* **What the task asks**: In the material below, identify each line bearing the word "firmy". Reproduce those lines.

★ ★ ★ ★ ★

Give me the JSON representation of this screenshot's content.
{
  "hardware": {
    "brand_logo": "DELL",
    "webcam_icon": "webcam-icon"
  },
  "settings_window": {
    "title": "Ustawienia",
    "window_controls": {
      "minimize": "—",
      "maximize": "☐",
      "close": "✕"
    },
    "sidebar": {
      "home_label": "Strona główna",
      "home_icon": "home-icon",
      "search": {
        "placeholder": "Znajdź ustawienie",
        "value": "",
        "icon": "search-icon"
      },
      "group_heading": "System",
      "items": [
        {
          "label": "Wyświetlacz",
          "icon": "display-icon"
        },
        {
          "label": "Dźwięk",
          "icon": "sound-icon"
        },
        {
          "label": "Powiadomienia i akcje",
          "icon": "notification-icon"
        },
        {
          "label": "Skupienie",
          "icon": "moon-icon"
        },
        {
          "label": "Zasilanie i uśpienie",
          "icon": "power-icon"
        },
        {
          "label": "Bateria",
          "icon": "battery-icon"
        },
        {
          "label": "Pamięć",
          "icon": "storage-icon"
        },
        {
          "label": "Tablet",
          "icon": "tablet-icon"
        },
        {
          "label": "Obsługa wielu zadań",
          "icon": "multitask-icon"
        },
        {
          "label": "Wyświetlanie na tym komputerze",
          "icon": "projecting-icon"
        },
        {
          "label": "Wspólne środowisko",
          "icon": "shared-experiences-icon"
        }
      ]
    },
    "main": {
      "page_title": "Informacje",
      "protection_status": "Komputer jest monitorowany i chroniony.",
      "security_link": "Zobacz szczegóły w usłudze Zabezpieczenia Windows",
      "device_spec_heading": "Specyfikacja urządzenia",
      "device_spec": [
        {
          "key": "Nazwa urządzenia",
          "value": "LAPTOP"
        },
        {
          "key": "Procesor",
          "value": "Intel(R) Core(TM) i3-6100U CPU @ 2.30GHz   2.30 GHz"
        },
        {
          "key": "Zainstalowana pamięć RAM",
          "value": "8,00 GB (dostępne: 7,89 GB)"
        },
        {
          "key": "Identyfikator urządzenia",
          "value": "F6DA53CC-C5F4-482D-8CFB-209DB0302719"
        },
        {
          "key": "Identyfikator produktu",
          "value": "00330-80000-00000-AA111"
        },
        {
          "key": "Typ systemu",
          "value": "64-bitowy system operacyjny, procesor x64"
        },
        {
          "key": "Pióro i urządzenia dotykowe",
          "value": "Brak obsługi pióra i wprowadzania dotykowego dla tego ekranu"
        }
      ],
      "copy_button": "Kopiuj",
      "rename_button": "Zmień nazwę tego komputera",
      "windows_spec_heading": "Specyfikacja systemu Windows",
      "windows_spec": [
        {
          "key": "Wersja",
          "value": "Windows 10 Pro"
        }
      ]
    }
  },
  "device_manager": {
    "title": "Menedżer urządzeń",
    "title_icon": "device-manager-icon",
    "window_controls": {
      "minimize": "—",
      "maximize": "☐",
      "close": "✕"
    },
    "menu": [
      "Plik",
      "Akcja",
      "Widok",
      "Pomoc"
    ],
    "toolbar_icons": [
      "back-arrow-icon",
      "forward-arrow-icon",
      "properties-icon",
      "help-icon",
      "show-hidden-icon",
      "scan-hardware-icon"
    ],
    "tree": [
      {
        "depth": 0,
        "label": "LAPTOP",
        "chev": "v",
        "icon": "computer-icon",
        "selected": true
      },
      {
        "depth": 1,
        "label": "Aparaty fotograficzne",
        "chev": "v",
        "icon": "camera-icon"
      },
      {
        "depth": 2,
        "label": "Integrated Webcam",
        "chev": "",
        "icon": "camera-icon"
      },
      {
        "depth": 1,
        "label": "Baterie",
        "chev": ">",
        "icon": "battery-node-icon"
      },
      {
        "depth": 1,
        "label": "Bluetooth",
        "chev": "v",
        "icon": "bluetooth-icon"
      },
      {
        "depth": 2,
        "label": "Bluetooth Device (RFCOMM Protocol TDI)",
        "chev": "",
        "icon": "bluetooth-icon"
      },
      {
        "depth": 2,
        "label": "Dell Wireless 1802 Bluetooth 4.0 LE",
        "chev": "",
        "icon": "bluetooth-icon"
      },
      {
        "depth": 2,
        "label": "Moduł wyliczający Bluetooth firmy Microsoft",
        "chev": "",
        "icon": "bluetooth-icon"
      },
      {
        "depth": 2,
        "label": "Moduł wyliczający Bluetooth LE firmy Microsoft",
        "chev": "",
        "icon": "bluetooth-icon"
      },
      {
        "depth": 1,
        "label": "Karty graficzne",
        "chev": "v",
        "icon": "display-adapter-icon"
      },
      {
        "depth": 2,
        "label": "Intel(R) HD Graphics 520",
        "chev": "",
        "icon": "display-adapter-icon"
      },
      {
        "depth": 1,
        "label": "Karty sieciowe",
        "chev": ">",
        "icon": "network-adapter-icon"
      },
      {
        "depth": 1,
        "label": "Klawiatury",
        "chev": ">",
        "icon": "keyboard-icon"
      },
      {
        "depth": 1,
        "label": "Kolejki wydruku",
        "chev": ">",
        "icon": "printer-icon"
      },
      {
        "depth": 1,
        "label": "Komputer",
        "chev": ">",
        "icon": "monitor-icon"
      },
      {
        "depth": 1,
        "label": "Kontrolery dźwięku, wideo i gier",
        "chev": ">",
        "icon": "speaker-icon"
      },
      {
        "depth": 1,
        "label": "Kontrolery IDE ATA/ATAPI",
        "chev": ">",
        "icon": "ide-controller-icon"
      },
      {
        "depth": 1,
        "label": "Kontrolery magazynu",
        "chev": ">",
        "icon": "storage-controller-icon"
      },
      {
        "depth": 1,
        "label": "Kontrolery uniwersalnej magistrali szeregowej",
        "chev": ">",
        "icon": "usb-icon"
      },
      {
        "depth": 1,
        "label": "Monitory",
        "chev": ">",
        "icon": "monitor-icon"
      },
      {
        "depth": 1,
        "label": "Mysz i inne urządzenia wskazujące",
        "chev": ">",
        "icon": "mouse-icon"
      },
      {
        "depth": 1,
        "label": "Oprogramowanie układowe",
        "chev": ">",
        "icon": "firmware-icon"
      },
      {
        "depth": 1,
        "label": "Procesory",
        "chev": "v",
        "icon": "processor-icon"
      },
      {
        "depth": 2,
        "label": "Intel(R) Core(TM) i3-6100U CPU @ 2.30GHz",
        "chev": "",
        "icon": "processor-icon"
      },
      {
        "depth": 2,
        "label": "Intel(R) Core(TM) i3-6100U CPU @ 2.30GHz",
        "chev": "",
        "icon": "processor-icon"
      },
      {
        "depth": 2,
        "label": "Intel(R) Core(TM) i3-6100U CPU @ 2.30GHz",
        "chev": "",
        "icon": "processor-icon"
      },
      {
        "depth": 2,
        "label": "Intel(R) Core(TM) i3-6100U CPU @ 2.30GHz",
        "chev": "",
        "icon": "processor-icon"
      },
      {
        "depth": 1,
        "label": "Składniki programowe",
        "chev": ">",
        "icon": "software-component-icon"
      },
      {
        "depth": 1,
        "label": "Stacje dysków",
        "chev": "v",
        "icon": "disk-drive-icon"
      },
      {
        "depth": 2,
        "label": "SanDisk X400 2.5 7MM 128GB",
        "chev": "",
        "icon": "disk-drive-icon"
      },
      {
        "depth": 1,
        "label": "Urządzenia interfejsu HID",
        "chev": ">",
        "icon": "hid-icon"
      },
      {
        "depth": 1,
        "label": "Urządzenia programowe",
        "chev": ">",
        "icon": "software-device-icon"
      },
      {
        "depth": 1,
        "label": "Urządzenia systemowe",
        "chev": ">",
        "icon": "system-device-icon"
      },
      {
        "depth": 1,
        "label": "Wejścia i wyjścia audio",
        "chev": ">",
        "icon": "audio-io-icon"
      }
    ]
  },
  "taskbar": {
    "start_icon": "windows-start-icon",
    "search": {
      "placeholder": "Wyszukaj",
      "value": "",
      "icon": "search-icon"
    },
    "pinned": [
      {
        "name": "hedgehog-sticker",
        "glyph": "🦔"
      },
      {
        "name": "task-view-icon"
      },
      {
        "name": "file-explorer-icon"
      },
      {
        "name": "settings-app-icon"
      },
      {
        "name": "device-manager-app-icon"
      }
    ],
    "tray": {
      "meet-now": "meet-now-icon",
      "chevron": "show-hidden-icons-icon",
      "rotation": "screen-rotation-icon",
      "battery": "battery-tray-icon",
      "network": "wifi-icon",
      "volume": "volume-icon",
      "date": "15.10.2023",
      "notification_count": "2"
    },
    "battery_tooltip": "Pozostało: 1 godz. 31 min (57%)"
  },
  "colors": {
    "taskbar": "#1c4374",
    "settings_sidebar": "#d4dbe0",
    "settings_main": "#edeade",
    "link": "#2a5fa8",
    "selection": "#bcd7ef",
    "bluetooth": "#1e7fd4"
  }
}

★ ★ ★ ★ ★

* **Solved problem**:
        "label": "Moduł wyliczający Bluetooth firmy Microsoft",
        "label": "Moduł wyliczający Bluetooth LE firmy Microsoft",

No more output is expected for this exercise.